Instruction => Without the pictures, set down every line of the data exactly.

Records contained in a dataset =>
---

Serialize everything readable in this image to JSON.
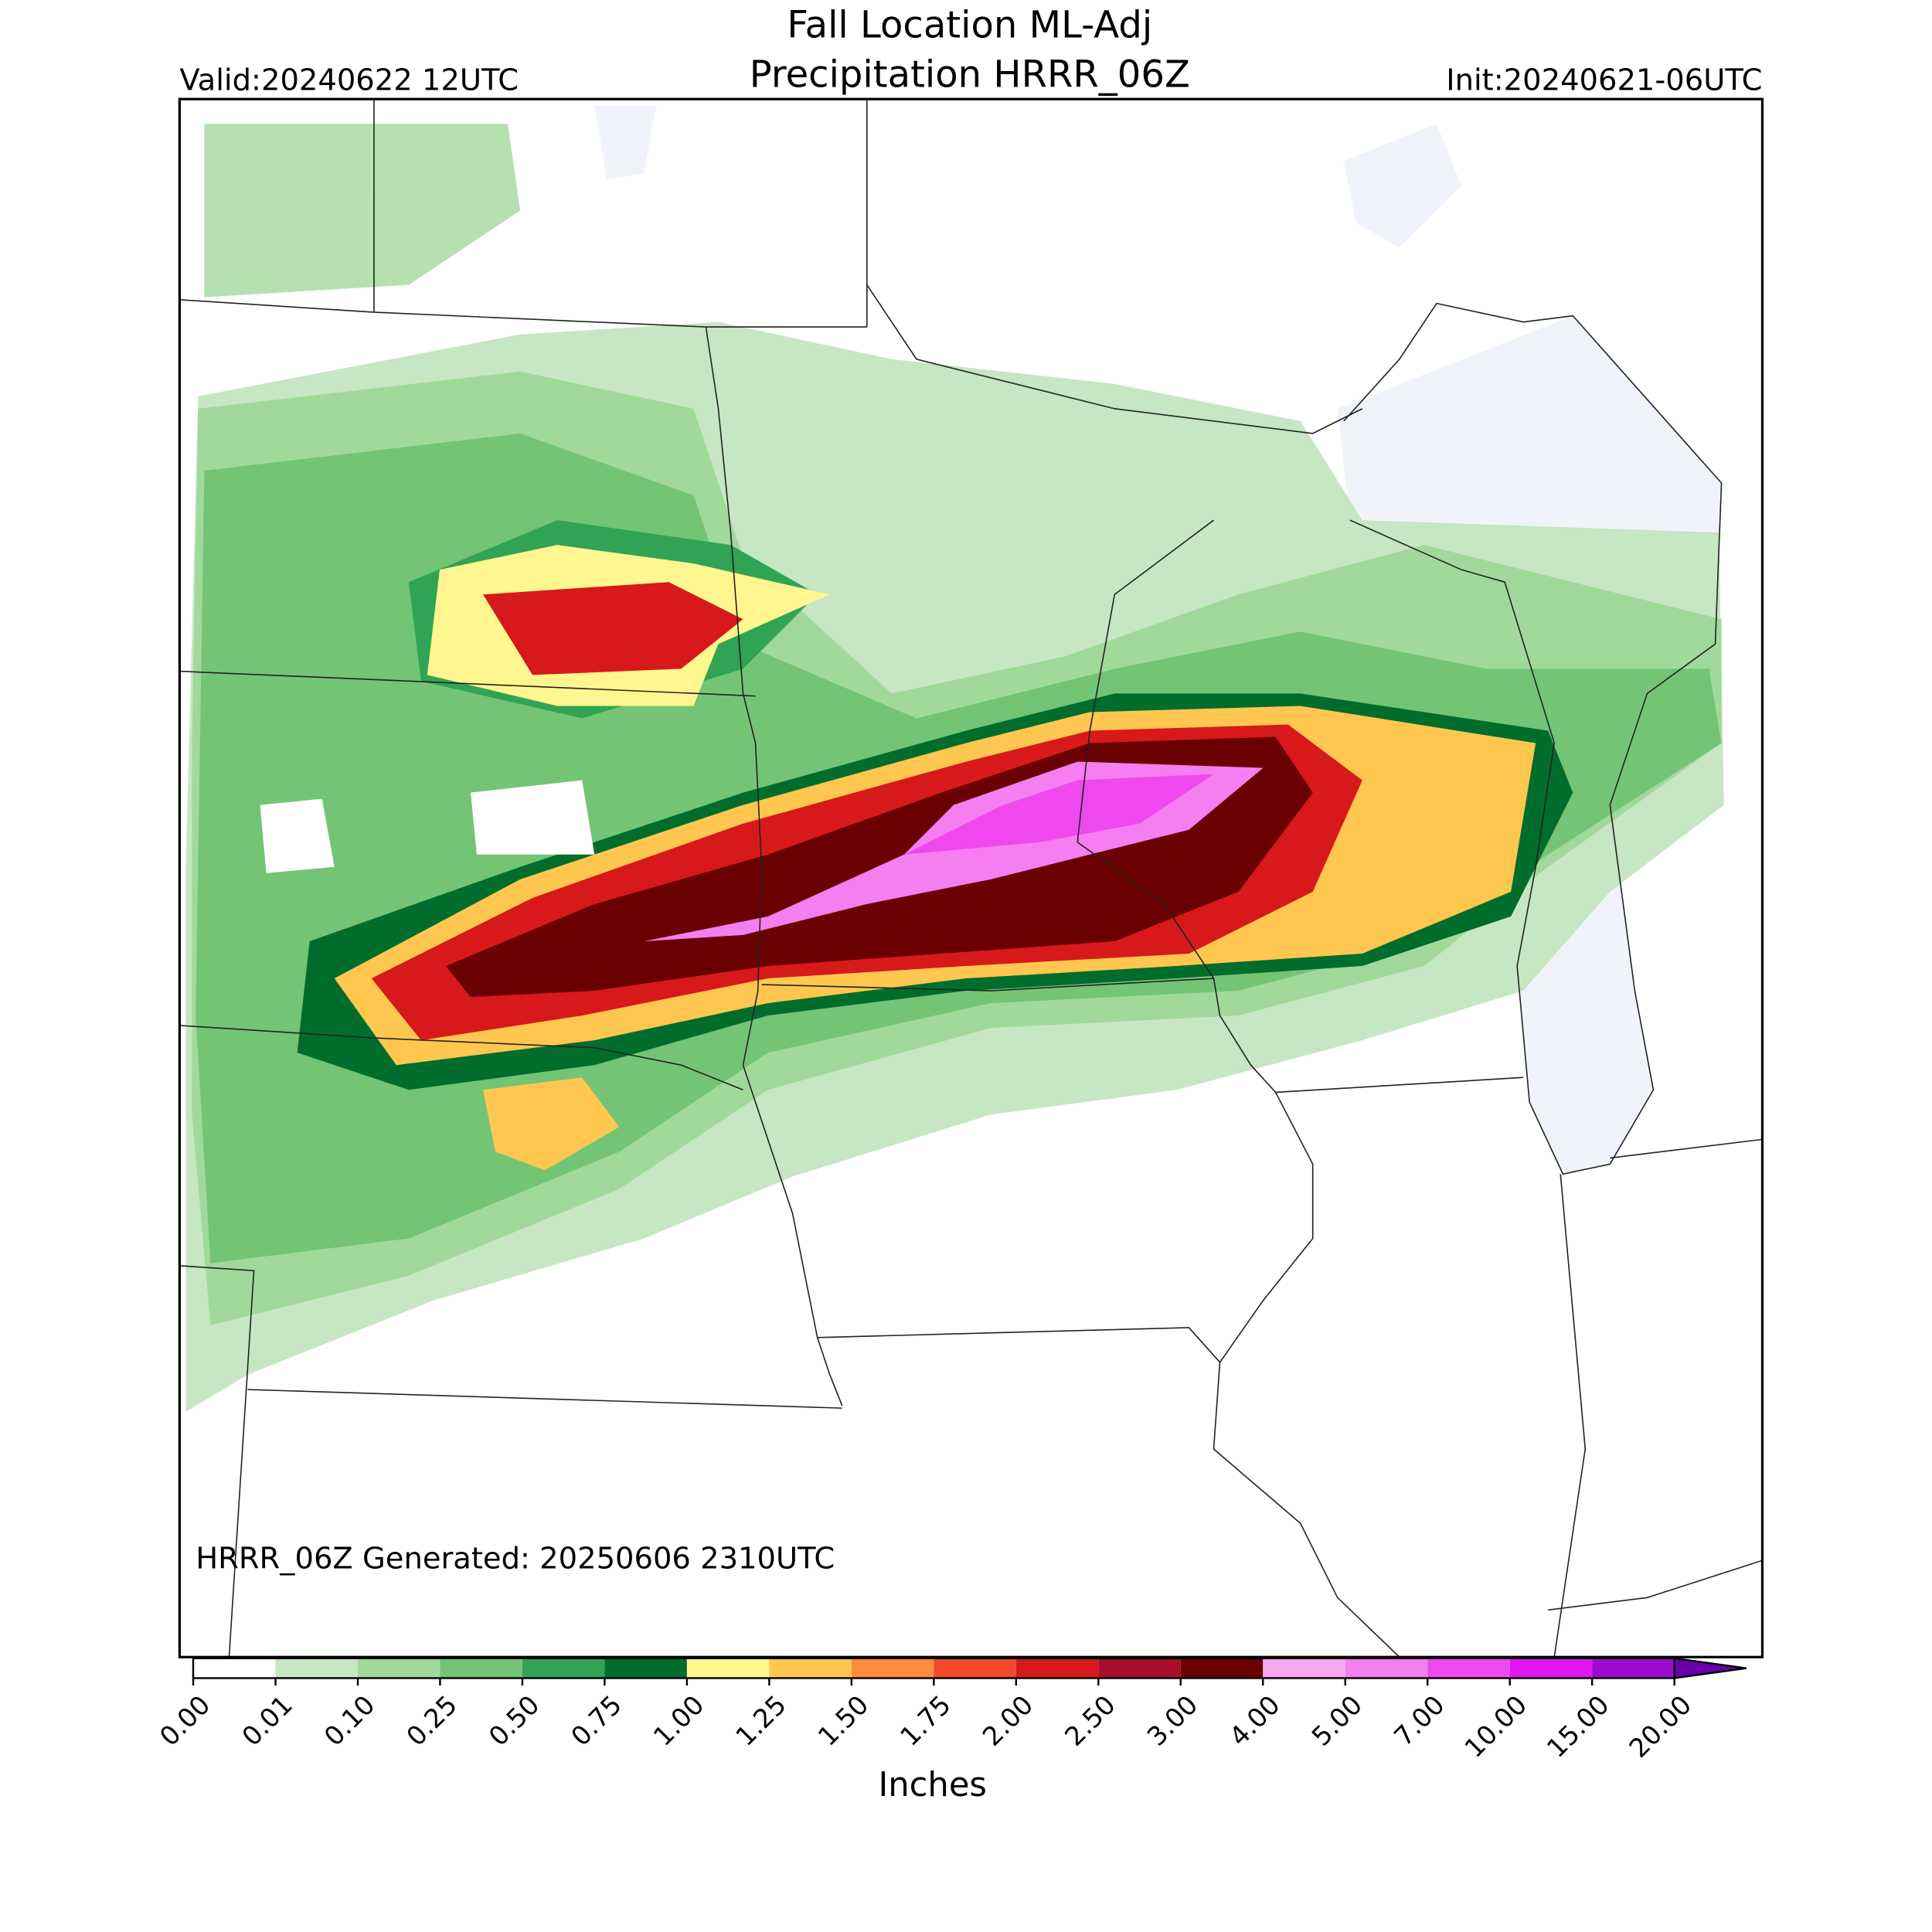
{
  "header": {
    "title": "Fall Location ML-Adj",
    "subtitle": "Precipitation HRRR_06Z",
    "valid": "Valid:20240622 12UTC",
    "init": "Init:20240621-06UTC"
  },
  "map": {
    "footnote": "HRRR_06Z Generated: 20250606 2310UTC"
  },
  "colorbar": {
    "label": "Inches",
    "ticks": [
      {
        "value": 0,
        "label": "0.00"
      },
      {
        "value": 0.01,
        "label": "0.01"
      },
      {
        "value": 0.1,
        "label": "0.10"
      },
      {
        "value": 0.25,
        "label": "0.25"
      },
      {
        "value": 0.5,
        "label": "0.50"
      },
      {
        "value": 0.75,
        "label": "0.75"
      },
      {
        "value": 1,
        "label": "1.00"
      },
      {
        "value": 1.25,
        "label": "1.25"
      },
      {
        "value": 1.5,
        "label": "1.50"
      },
      {
        "value": 1.75,
        "label": "1.75"
      },
      {
        "value": 2,
        "label": "2.00"
      },
      {
        "value": 2.5,
        "label": "2.50"
      },
      {
        "value": 3,
        "label": "3.00"
      },
      {
        "value": 4,
        "label": "4.00"
      },
      {
        "value": 5,
        "label": "5.00"
      },
      {
        "value": 7,
        "label": "7.00"
      },
      {
        "value": 10,
        "label": "10.00"
      },
      {
        "value": 15,
        "label": "15.00"
      },
      {
        "value": 20,
        "label": "20.00"
      }
    ],
    "colors": [
      "#ffffff",
      "#c7e6c3",
      "#a1d99b",
      "#74c476",
      "#31a354",
      "#006d2c",
      "#fff68f",
      "#ffc74f",
      "#ff8c3a",
      "#f2492a",
      "#d7191c",
      "#a50f2c",
      "#6b0000",
      "#f7a6f0",
      "#f57ef0",
      "#f048ef",
      "#e017f0",
      "#9d0bcf"
    ],
    "extend_color": "#6a00a8"
  }
}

---

Response for this exercise =>
Serialize everything readable in this image to JSON.
{
  "header": {
    "title": "Fall Location ML-Adj",
    "subtitle": "Precipitation HRRR_06Z",
    "valid": "Valid:20240622 12UTC",
    "init": "Init:20240621-06UTC"
  },
  "map": {
    "footnote": "HRRR_06Z Generated: 20250606 2310UTC"
  },
  "colorbar": {
    "label": "Inches",
    "ticks": [
      {
        "value": 0,
        "label": "0.00"
      },
      {
        "value": 0.01,
        "label": "0.01"
      },
      {
        "value": 0.1,
        "label": "0.10"
      },
      {
        "value": 0.25,
        "label": "0.25"
      },
      {
        "value": 0.5,
        "label": "0.50"
      },
      {
        "value": 0.75,
        "label": "0.75"
      },
      {
        "value": 1,
        "label": "1.00"
      },
      {
        "value": 1.25,
        "label": "1.25"
      },
      {
        "value": 1.5,
        "label": "1.50"
      },
      {
        "value": 1.75,
        "label": "1.75"
      },
      {
        "value": 2,
        "label": "2.00"
      },
      {
        "value": 2.5,
        "label": "2.50"
      },
      {
        "value": 3,
        "label": "3.00"
      },
      {
        "value": 4,
        "label": "4.00"
      },
      {
        "value": 5,
        "label": "5.00"
      },
      {
        "value": 7,
        "label": "7.00"
      },
      {
        "value": 10,
        "label": "10.00"
      },
      {
        "value": 15,
        "label": "15.00"
      },
      {
        "value": 20,
        "label": "20.00"
      }
    ],
    "colors": [
      "#ffffff",
      "#c7e6c3",
      "#a1d99b",
      "#74c476",
      "#31a354",
      "#006d2c",
      "#fff68f",
      "#ffc74f",
      "#ff8c3a",
      "#f2492a",
      "#d7191c",
      "#a50f2c",
      "#6b0000",
      "#f7a6f0",
      "#f57ef0",
      "#f048ef",
      "#e017f0",
      "#9d0bcf"
    ],
    "extend_color": "#6a00a8"
  }
}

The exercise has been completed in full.